**Objective**
Retype the records that come next, word for word.

>> START The input

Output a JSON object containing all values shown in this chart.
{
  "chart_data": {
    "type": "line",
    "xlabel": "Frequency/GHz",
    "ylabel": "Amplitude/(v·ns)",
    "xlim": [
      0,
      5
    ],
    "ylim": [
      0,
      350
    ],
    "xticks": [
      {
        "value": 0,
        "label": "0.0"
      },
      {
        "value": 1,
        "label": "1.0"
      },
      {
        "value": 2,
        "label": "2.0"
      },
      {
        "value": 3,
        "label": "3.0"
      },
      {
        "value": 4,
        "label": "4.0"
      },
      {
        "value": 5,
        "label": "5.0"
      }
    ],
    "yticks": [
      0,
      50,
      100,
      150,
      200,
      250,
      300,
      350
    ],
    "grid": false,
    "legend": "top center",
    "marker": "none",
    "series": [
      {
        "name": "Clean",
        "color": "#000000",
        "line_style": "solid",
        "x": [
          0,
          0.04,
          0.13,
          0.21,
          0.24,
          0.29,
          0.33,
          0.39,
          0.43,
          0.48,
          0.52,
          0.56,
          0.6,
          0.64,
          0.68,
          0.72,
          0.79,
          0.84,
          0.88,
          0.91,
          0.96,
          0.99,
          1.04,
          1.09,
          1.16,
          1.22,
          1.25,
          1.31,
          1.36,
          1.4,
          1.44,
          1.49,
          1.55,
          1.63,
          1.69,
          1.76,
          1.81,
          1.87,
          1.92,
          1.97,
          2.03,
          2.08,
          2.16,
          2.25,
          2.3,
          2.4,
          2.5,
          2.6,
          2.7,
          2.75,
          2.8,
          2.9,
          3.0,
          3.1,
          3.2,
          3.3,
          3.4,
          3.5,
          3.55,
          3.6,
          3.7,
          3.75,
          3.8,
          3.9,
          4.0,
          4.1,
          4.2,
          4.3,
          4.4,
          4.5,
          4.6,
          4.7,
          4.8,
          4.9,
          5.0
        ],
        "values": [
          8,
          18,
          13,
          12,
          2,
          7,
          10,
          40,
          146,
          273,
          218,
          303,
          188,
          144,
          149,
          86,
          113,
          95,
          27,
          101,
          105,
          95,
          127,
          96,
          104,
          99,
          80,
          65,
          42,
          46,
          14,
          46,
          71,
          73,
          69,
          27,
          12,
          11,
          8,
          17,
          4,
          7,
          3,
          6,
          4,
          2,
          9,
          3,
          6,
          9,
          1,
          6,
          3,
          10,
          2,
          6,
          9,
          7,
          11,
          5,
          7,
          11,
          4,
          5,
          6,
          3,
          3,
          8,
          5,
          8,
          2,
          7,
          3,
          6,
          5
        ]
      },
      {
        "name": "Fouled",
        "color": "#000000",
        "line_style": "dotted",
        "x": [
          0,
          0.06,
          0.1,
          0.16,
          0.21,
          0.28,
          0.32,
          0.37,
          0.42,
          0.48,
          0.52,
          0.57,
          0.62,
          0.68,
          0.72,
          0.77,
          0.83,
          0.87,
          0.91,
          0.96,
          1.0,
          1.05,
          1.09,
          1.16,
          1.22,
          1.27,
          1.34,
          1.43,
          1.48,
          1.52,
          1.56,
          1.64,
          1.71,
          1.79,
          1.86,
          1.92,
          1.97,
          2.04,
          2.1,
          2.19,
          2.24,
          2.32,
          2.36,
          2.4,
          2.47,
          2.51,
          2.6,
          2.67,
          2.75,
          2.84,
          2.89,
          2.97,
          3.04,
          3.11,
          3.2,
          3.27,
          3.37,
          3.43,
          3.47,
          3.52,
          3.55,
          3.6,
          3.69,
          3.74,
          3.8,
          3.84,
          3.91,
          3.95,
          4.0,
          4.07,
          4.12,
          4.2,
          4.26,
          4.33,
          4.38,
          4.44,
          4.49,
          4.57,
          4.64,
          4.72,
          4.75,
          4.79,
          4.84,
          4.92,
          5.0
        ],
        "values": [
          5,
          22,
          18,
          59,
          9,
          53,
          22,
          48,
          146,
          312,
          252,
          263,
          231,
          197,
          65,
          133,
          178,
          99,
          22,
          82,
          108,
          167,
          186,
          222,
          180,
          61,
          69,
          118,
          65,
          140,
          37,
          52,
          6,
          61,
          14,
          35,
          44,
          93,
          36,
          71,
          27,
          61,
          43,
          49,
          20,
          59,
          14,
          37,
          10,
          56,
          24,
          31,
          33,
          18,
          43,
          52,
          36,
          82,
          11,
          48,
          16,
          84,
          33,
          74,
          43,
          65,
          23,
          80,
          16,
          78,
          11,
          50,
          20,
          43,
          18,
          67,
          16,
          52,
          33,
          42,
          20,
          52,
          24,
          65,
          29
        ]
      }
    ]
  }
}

>> END The input

**Finished task**
Output a JSON object containing all values shown in this chart.
{
  "chart_data": {
    "type": "line",
    "xlabel": "Frequency/GHz",
    "ylabel": "Amplitude/(v·ns)",
    "xlim": [
      0,
      5
    ],
    "ylim": [
      0,
      350
    ],
    "xticks": [
      {
        "value": 0,
        "label": "0.0"
      },
      {
        "value": 1,
        "label": "1.0"
      },
      {
        "value": 2,
        "label": "2.0"
      },
      {
        "value": 3,
        "label": "3.0"
      },
      {
        "value": 4,
        "label": "4.0"
      },
      {
        "value": 5,
        "label": "5.0"
      }
    ],
    "yticks": [
      0,
      50,
      100,
      150,
      200,
      250,
      300,
      350
    ],
    "grid": false,
    "legend": "top center",
    "marker": "none",
    "series": [
      {
        "name": "Clean",
        "color": "#000000",
        "line_style": "solid",
        "x": [
          0,
          0.04,
          0.13,
          0.21,
          0.24,
          0.29,
          0.33,
          0.39,
          0.43,
          0.48,
          0.52,
          0.56,
          0.6,
          0.64,
          0.68,
          0.72,
          0.79,
          0.84,
          0.88,
          0.91,
          0.96,
          0.99,
          1.04,
          1.09,
          1.16,
          1.22,
          1.25,
          1.31,
          1.36,
          1.4,
          1.44,
          1.49,
          1.55,
          1.63,
          1.69,
          1.76,
          1.81,
          1.87,
          1.92,
          1.97,
          2.03,
          2.08,
          2.16,
          2.25,
          2.3,
          2.4,
          2.5,
          2.6,
          2.7,
          2.75,
          2.8,
          2.9,
          3.0,
          3.1,
          3.2,
          3.3,
          3.4,
          3.5,
          3.55,
          3.6,
          3.7,
          3.75,
          3.8,
          3.9,
          4.0,
          4.1,
          4.2,
          4.3,
          4.4,
          4.5,
          4.6,
          4.7,
          4.8,
          4.9,
          5.0
        ],
        "values": [
          8,
          18,
          13,
          12,
          2,
          7,
          10,
          40,
          146,
          273,
          218,
          303,
          188,
          144,
          149,
          86,
          113,
          95,
          27,
          101,
          105,
          95,
          127,
          96,
          104,
          99,
          80,
          65,
          42,
          46,
          14,
          46,
          71,
          73,
          69,
          27,
          12,
          11,
          8,
          17,
          4,
          7,
          3,
          6,
          4,
          2,
          9,
          3,
          6,
          9,
          1,
          6,
          3,
          10,
          2,
          6,
          9,
          7,
          11,
          5,
          7,
          11,
          4,
          5,
          6,
          3,
          3,
          8,
          5,
          8,
          2,
          7,
          3,
          6,
          5
        ]
      },
      {
        "name": "Fouled",
        "color": "#000000",
        "line_style": "dotted",
        "x": [
          0,
          0.06,
          0.1,
          0.16,
          0.21,
          0.28,
          0.32,
          0.37,
          0.42,
          0.48,
          0.52,
          0.57,
          0.62,
          0.68,
          0.72,
          0.77,
          0.83,
          0.87,
          0.91,
          0.96,
          1.0,
          1.05,
          1.09,
          1.16,
          1.22,
          1.27,
          1.34,
          1.43,
          1.48,
          1.52,
          1.56,
          1.64,
          1.71,
          1.79,
          1.86,
          1.92,
          1.97,
          2.04,
          2.1,
          2.19,
          2.24,
          2.32,
          2.36,
          2.4,
          2.47,
          2.51,
          2.6,
          2.67,
          2.75,
          2.84,
          2.89,
          2.97,
          3.04,
          3.11,
          3.2,
          3.27,
          3.37,
          3.43,
          3.47,
          3.52,
          3.55,
          3.6,
          3.69,
          3.74,
          3.8,
          3.84,
          3.91,
          3.95,
          4.0,
          4.07,
          4.12,
          4.2,
          4.26,
          4.33,
          4.38,
          4.44,
          4.49,
          4.57,
          4.64,
          4.72,
          4.75,
          4.79,
          4.84,
          4.92,
          5.0
        ],
        "values": [
          5,
          22,
          18,
          59,
          9,
          53,
          22,
          48,
          146,
          312,
          252,
          263,
          231,
          197,
          65,
          133,
          178,
          99,
          22,
          82,
          108,
          167,
          186,
          222,
          180,
          61,
          69,
          118,
          65,
          140,
          37,
          52,
          6,
          61,
          14,
          35,
          44,
          93,
          36,
          71,
          27,
          61,
          43,
          49,
          20,
          59,
          14,
          37,
          10,
          56,
          24,
          31,
          33,
          18,
          43,
          52,
          36,
          82,
          11,
          48,
          16,
          84,
          33,
          74,
          43,
          65,
          23,
          80,
          16,
          78,
          11,
          50,
          20,
          43,
          18,
          67,
          16,
          52,
          33,
          42,
          20,
          52,
          24,
          65,
          29
        ]
      }
    ]
  }
}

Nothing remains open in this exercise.